### TEXTE À ANALYSER
>>>

Les enquêtes à base de science, c’est du déjà vu, on ne pouvait donc pas se reposer que sur ça. Heureusement, on a ici un mélange de travail old school avec du labeur manuel, du recoupement d’infos sans informatique, de la réflexion, de la logique, de l’instinct. Mais aussi et bien sûr les évolutions technologiques comme l’informatique qui permet de réduire la liste des suspects ou d’en découvrir de nouveaux, ainsi que la science qui permet d’avoir un maximum de détails sur le tueur, sans avoir (pour le moment) son identité.
La série a deux points de vues principaux : Marie et les enquêtrices. Si la première nous touche avec la gestion de son traumatisme, les enquêtrices nous font vivre une enquête fascinante qui tient parfaitement la durée des huit épisodes que composent la saison.
Les failles d’un système
Sans être un grand spécialiste de toutes ces questions, j’ai une certaine curiosité pour la politique et la justice. Les histoires de serial-killer (ou violeurs en l’occurrence) ne m’attirent pas spécialement, mais la façon dont la police doit rattraper son retard pour les stopper ou la façon dont ces criminels échappent à un système bancal m’intéresse.

<<<

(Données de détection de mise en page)
>>>

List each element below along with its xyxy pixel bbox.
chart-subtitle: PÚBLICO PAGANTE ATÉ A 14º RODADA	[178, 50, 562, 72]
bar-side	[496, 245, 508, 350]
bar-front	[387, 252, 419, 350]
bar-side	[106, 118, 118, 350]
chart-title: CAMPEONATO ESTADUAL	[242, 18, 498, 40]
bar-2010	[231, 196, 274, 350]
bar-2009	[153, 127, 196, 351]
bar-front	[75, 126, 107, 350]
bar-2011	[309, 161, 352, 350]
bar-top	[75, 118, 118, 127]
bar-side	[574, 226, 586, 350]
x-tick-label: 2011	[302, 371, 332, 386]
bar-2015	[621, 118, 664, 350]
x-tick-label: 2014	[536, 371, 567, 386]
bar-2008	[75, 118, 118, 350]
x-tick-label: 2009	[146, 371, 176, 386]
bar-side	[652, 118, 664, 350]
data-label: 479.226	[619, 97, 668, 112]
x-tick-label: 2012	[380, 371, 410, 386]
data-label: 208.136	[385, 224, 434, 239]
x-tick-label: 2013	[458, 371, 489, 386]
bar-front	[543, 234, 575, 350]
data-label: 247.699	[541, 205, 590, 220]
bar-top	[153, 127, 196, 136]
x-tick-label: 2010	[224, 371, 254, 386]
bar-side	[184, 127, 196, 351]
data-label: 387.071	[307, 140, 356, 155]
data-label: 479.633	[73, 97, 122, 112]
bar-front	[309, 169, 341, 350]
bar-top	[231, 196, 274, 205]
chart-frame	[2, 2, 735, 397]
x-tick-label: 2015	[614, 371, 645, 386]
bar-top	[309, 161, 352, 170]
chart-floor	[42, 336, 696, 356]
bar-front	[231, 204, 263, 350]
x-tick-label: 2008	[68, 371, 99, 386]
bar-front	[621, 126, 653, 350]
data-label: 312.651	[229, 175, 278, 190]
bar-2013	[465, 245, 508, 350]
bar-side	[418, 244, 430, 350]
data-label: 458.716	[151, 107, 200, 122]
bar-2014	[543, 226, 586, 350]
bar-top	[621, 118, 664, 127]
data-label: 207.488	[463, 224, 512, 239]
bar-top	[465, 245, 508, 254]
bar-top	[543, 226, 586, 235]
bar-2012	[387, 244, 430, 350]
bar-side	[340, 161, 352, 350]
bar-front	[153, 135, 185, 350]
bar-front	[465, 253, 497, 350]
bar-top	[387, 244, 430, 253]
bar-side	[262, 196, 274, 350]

<<<

### À COMPLÉTER
a) Dans la critique de la série, relevez tout ce qui est mélangé au labeur manuel pour former le travail « old school ».
b) Écrivez la suite de la critique de la série, juste après sa dernière phrase.
Les données ne servent à rien dans cet exercice.

### CORRIGÉ
a) Le recoupement d'infos sans informatique, la réflexion, la logique, l'instinct.

b)
(Spoilers assez importants) Cette série montre un problème qui semble présent partout dans le monde : l’opacité de chaque département de la police. Le violeur en série de Unbelievable a trouvé une clé majeure pour échapper à la police. Il commet ses crimes dans un comté différent à chaque fois. La police ne partageant pas ses infos, les enquêteurs ne faisant pas de zèle (ou le minimum du travail, selon le point de vue) en cherchant des correspondances dans le pays, il est facile pour lui de se faire discret. On met forcément moins de moyens pour attraper un violeur occasionnel qu’un violeur en série…Un épisode de la série ajoute aussi une autre couche à ce problème, les dossiers sont mal remplis. Des éléments clés de l’affaire comme le fait d’attacher les victimes, de les faire se doucher ne sont pas évoqués dans les fichiers informatiques. Il faut donc piocher dans des milliers de dossiers en espérant trouver une correspondance. Un travail titanesque qui profite aux criminels et qui peut facilement décourager les enquêteurs usés…
(Spoilers mineurs) Un autre évènement, moins important dans la série, est évoqué dans le cas de Marie. Après avoir rétractée ses déclarations, Marie est accusée de fausse déclaration et pour éviter la prison elle fait ce qu’on appelle un plea deal. C’est un accord entre l’accusé et les procureurs qui permet d’éviter un procès, l’accusé a une peine réduite et on évite ainsi des dépenses inutiles. Ce système de plea deal revient souvent dans les documentaires ou séries policières américaines car c’est l’origine de nombre d’enquêtes bâclées. Fatiguée de devoir se justifier et isolée, Marie veut en finir avec cette affaire, elle accepte donc un accord où elle plaide coupable de fausse déclaration, elle doit payer une amende de 500$ mais évite ainsi un procès et le risque d’aller en prison. La machine judiciaire écrase souvent les accusés avec des menaces de lourdes peines si on décide d’aller jusqu’au procès. De nombreux innocents aux États-Unis se résignent à plaider coupable pour « s’assurer » d’avoir une peine plus réduite plutôt que d’affronter un juge et des jurés hostiles qui pourront alourdir leur peine. Rien ne dit que Marie aurait pu réussir à convaincre quelqu’un de rouvrir son enquête si elle était allée dans un tribunal, mais ce n’est pas anodin que ce concept de plea deal apparaisse aussi régulièrement dans ces programmes.
En plus d’être une série réussie, Unbelievable propose une lecture à froid très intéressante de la façon dont les victimes et les affaires criminelles sont traitées par la police ou la justice. Je ne pense pas qu’elle aidera les victimes à s’exprimer malheureusement, mais elle permettra peut-être aux autres d’ouvrir les yeux sur ces problèmes.